## TASK OBJECTIVE
Return the whole listing exactly as it stands.

──────────

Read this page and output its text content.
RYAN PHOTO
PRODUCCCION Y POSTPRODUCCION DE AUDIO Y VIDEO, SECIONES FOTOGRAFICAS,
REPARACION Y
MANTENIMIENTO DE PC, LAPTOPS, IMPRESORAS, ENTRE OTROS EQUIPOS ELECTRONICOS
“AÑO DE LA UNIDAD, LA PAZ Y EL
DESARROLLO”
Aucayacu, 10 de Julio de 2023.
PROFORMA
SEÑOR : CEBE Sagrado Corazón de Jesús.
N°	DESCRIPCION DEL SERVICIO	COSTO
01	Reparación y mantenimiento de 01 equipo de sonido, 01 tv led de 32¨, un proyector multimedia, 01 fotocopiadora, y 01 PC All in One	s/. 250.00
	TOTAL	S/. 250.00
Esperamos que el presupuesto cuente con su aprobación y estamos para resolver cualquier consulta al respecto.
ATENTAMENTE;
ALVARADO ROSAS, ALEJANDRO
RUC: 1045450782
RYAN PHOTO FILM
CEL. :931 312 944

──────────

## OUTPUT OF THE TASK
Read this page and output its text content.
RYAN PHOTO
PRODUCCCION Y POSTPRODUCCION DE AUDIO Y VIDEO, SECIONES FOTOGRAFICAS,
REPARACION Y
MANTENIMIENTO DE PC, LAPTOPS, IMPRESORAS, ENTRE OTROS EQUIPOS ELECTRONICOS
“AÑO DE LA UNIDAD, LA PAZ Y EL
DESARROLLO”
Aucayacu, 10 de Julio de 2023.
PROFORMA
SEÑOR : CEBE Sagrado Corazón de Jesús.
N°	DESCRIPCION DEL SERVICIO	COSTO
01	Reparación y mantenimiento de 01 equipo de sonido, 01 tv led de 32¨, un proyector multimedia, 01 fotocopiadora, y 01 PC All in One	s/. 250.00
	TOTAL	S/. 250.00
Esperamos que el presupuesto cuente con su aprobación y estamos para resolver cualquier consulta al respecto.
ATENTAMENTE;
ALVARADO ROSAS, ALEJANDRO
RUC: 1045450782
RYAN PHOTO FILM
CEL. :931 312 944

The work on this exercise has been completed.